**GIVEN INSTRUCTION:**
Print the complete set of entries exactly.

========

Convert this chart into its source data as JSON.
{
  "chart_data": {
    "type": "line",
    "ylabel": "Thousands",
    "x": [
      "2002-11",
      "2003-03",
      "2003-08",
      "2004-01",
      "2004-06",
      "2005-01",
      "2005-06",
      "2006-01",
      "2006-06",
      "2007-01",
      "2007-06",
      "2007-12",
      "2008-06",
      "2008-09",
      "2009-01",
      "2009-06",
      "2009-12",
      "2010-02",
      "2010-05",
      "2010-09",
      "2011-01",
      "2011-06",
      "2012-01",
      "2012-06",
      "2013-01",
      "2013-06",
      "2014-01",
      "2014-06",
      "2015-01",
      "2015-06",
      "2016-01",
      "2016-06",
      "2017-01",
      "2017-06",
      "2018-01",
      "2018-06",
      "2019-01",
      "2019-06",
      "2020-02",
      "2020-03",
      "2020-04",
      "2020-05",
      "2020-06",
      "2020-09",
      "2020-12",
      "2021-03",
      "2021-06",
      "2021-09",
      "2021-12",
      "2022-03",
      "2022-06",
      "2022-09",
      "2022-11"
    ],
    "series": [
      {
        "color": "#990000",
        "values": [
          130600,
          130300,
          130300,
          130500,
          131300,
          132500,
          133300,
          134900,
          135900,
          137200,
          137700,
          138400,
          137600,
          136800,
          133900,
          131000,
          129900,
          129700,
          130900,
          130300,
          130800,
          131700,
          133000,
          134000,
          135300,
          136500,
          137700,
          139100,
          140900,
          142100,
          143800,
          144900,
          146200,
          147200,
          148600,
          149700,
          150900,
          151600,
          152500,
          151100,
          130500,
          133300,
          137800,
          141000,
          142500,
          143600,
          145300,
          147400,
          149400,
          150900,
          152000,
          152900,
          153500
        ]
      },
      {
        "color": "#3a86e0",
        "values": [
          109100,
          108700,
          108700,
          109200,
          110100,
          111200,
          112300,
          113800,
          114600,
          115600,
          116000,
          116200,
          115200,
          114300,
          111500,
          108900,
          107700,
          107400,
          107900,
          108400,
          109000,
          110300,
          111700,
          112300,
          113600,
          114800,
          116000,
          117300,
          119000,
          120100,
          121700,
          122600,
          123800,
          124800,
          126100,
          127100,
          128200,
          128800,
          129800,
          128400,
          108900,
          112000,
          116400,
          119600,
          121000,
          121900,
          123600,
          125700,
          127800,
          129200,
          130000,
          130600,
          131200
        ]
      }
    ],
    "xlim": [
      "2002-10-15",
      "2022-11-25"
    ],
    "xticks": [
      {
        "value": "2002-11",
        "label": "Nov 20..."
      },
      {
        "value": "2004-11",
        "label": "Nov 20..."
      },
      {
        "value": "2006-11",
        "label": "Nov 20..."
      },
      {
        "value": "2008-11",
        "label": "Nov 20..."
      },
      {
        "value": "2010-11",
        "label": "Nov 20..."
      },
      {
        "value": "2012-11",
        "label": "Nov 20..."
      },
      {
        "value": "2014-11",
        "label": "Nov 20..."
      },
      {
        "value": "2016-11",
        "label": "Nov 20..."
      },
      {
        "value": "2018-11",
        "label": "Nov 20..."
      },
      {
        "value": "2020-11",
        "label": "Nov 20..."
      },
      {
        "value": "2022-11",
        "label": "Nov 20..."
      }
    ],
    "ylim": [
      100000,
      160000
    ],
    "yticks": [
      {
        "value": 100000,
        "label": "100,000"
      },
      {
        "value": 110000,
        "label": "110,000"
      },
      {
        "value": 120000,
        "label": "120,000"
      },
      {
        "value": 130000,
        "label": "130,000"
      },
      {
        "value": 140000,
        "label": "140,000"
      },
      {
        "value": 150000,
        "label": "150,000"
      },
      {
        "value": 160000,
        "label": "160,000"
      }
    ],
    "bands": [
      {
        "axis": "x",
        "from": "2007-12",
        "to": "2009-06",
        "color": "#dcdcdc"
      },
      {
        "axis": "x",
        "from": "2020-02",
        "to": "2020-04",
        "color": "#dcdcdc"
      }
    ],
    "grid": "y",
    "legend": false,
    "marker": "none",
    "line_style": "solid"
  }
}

========

**RESULT:**
Convert this chart into its source data as JSON.
{
  "chart_data": {
    "type": "line",
    "ylabel": "Thousands",
    "x": [
      "2002-11",
      "2003-03",
      "2003-08",
      "2004-01",
      "2004-06",
      "2005-01",
      "2005-06",
      "2006-01",
      "2006-06",
      "2007-01",
      "2007-06",
      "2007-12",
      "2008-06",
      "2008-09",
      "2009-01",
      "2009-06",
      "2009-12",
      "2010-02",
      "2010-05",
      "2010-09",
      "2011-01",
      "2011-06",
      "2012-01",
      "2012-06",
      "2013-01",
      "2013-06",
      "2014-01",
      "2014-06",
      "2015-01",
      "2015-06",
      "2016-01",
      "2016-06",
      "2017-01",
      "2017-06",
      "2018-01",
      "2018-06",
      "2019-01",
      "2019-06",
      "2020-02",
      "2020-03",
      "2020-04",
      "2020-05",
      "2020-06",
      "2020-09",
      "2020-12",
      "2021-03",
      "2021-06",
      "2021-09",
      "2021-12",
      "2022-03",
      "2022-06",
      "2022-09",
      "2022-11"
    ],
    "series": [
      {
        "color": "#990000",
        "values": [
          130600,
          130300,
          130300,
          130500,
          131300,
          132500,
          133300,
          134900,
          135900,
          137200,
          137700,
          138400,
          137600,
          136800,
          133900,
          131000,
          129900,
          129700,
          130900,
          130300,
          130800,
          131700,
          133000,
          134000,
          135300,
          136500,
          137700,
          139100,
          140900,
          142100,
          143800,
          144900,
          146200,
          147200,
          148600,
          149700,
          150900,
          151600,
          152500,
          151100,
          130500,
          133300,
          137800,
          141000,
          142500,
          143600,
          145300,
          147400,
          149400,
          150900,
          152000,
          152900,
          153500
        ]
      },
      {
        "color": "#3a86e0",
        "values": [
          109100,
          108700,
          108700,
          109200,
          110100,
          111200,
          112300,
          113800,
          114600,
          115600,
          116000,
          116200,
          115200,
          114300,
          111500,
          108900,
          107700,
          107400,
          107900,
          108400,
          109000,
          110300,
          111700,
          112300,
          113600,
          114800,
          116000,
          117300,
          119000,
          120100,
          121700,
          122600,
          123800,
          124800,
          126100,
          127100,
          128200,
          128800,
          129800,
          128400,
          108900,
          112000,
          116400,
          119600,
          121000,
          121900,
          123600,
          125700,
          127800,
          129200,
          130000,
          130600,
          131200
        ]
      }
    ],
    "xlim": [
      "2002-10-15",
      "2022-11-25"
    ],
    "xticks": [
      {
        "value": "2002-11",
        "label": "Nov 20..."
      },
      {
        "value": "2004-11",
        "label": "Nov 20..."
      },
      {
        "value": "2006-11",
        "label": "Nov 20..."
      },
      {
        "value": "2008-11",
        "label": "Nov 20..."
      },
      {
        "value": "2010-11",
        "label": "Nov 20..."
      },
      {
        "value": "2012-11",
        "label": "Nov 20..."
      },
      {
        "value": "2014-11",
        "label": "Nov 20..."
      },
      {
        "value": "2016-11",
        "label": "Nov 20..."
      },
      {
        "value": "2018-11",
        "label": "Nov 20..."
      },
      {
        "value": "2020-11",
        "label": "Nov 20..."
      },
      {
        "value": "2022-11",
        "label": "Nov 20..."
      }
    ],
    "ylim": [
      100000,
      160000
    ],
    "yticks": [
      {
        "value": 100000,
        "label": "100,000"
      },
      {
        "value": 110000,
        "label": "110,000"
      },
      {
        "value": 120000,
        "label": "120,000"
      },
      {
        "value": 130000,
        "label": "130,000"
      },
      {
        "value": 140000,
        "label": "140,000"
      },
      {
        "value": 150000,
        "label": "150,000"
      },
      {
        "value": 160000,
        "label": "160,000"
      }
    ],
    "bands": [
      {
        "axis": "x",
        "from": "2007-12",
        "to": "2009-06",
        "color": "#dcdcdc"
      },
      {
        "axis": "x",
        "from": "2020-02",
        "to": "2020-04",
        "color": "#dcdcdc"
      }
    ],
    "grid": "y",
    "legend": false,
    "marker": "none",
    "line_style": "solid"
  }
}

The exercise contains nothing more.